Begin at the line that holds "Decode this image" and retype every line through the end of the material, both included. Leave out the pictures.

-- START Input records --

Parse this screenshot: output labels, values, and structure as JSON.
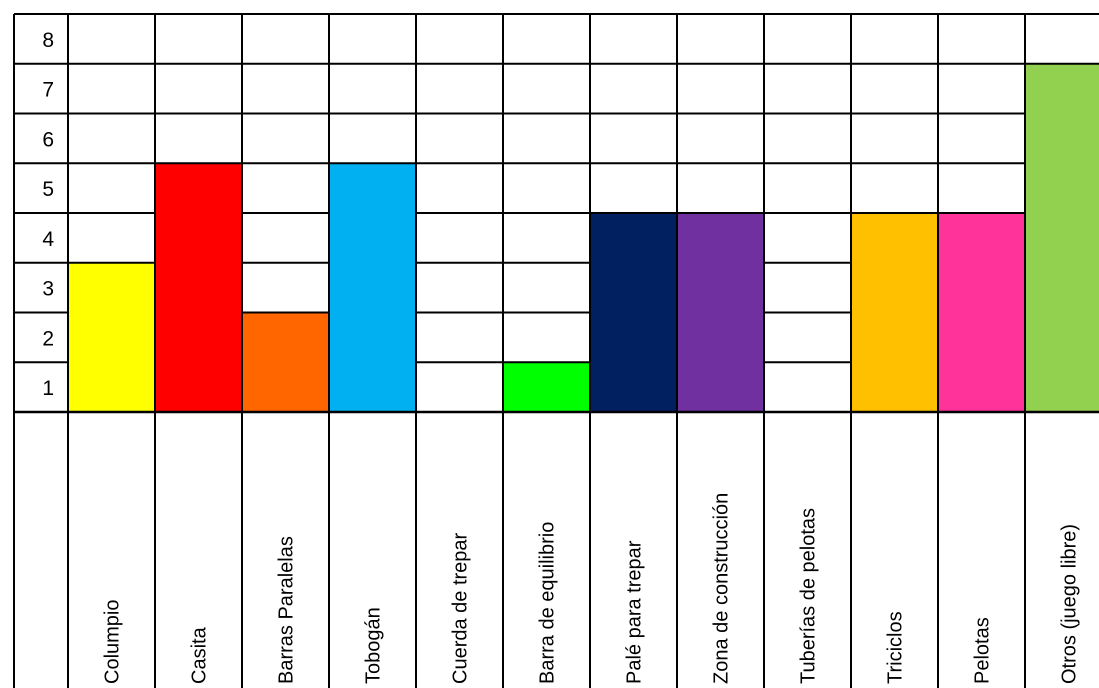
{
  "chart_data": {
    "type": "bar",
    "categories": [
      "Columpio",
      "Casita",
      "Barras Paralelas",
      "Tobogán",
      "Cuerda de trepar",
      "Barra de equilibrio",
      "Palé para trepar",
      "Zona de construcción",
      "Tuberías de pelotas",
      "Triciclos",
      "Pelotas",
      "Otros (juego libre)"
    ],
    "values": [
      3,
      5,
      2,
      5,
      0,
      1,
      4,
      4,
      0,
      4,
      4,
      7
    ],
    "colors": [
      "#FFFF00",
      "#FF0000",
      "#FF6600",
      "#00B0F0",
      "#FFFFFF",
      "#00FF00",
      "#002060",
      "#7030A0",
      "#FFFFFF",
      "#FFC000",
      "#FF3399",
      "#92D050"
    ],
    "y_ticks": [
      "1",
      "2",
      "3",
      "4",
      "5",
      "6",
      "7",
      "8"
    ],
    "ylim": [
      0,
      8
    ],
    "grid": true,
    "title": "",
    "xlabel": "",
    "ylabel": ""
  }
}
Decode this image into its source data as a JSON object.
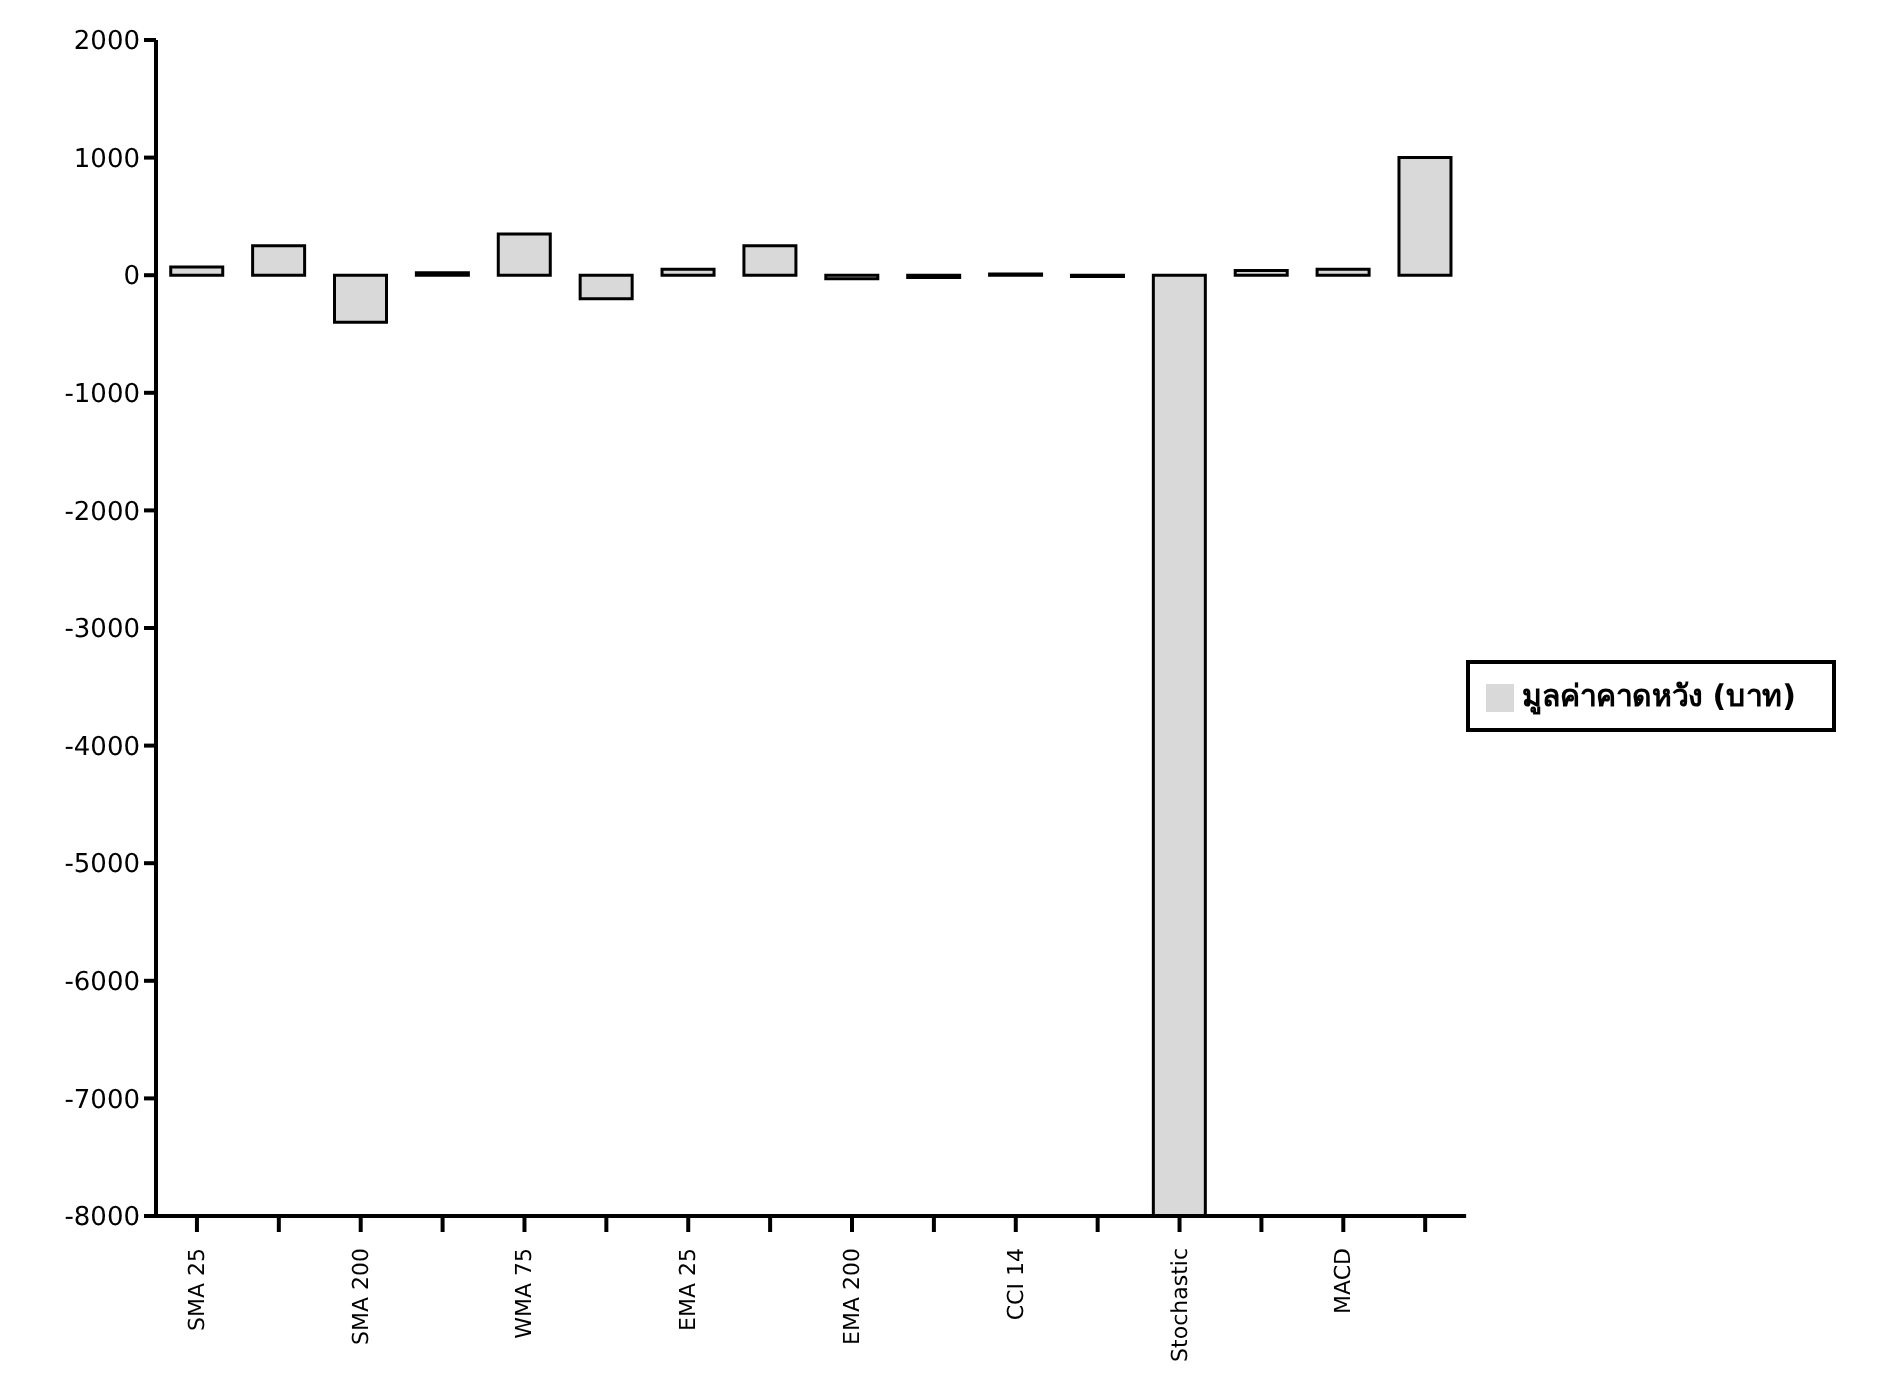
{
  "chart_data": {
    "type": "bar",
    "categories": [
      "SMA 25",
      null,
      "SMA 200",
      null,
      "WMA 75",
      null,
      "EMA 25",
      null,
      "EMA 200",
      null,
      "CCI 14",
      null,
      "Stochastic",
      null,
      "MACD",
      null
    ],
    "series": [
      {
        "name": "มูลค่าคาดหวัง (บาท)",
        "color": "#d9d9d9",
        "values": [
          70,
          250,
          -400,
          20,
          350,
          -200,
          50,
          250,
          -30,
          -20,
          10,
          -10,
          -8000,
          40,
          50,
          1000
        ]
      }
    ],
    "ylim": [
      -8000,
      2000
    ],
    "yticks": [
      -8000,
      -7000,
      -6000,
      -5000,
      -4000,
      -3000,
      -2000,
      -1000,
      0,
      1000,
      2000
    ],
    "grid": false,
    "legend": "right"
  }
}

-- END Input records --

:: Exercise output ::
Decode this image into its source data as a JSON object.
{
  "chart_data": {
    "type": "bar",
    "categories": [
      "SMA 25",
      null,
      "SMA 200",
      null,
      "WMA 75",
      null,
      "EMA 25",
      null,
      "EMA 200",
      null,
      "CCI 14",
      null,
      "Stochastic",
      null,
      "MACD",
      null
    ],
    "series": [
      {
        "name": "มูลค่าคาดหวัง (บาท)",
        "color": "#d9d9d9",
        "values": [
          70,
          250,
          -400,
          20,
          350,
          -200,
          50,
          250,
          -30,
          -20,
          10,
          -10,
          -8000,
          40,
          50,
          1000
        ]
      }
    ],
    "ylim": [
      -8000,
      2000
    ],
    "yticks": [
      -8000,
      -7000,
      -6000,
      -5000,
      -4000,
      -3000,
      -2000,
      -1000,
      0,
      1000,
      2000
    ],
    "grid": false,
    "legend": "right"
  }
}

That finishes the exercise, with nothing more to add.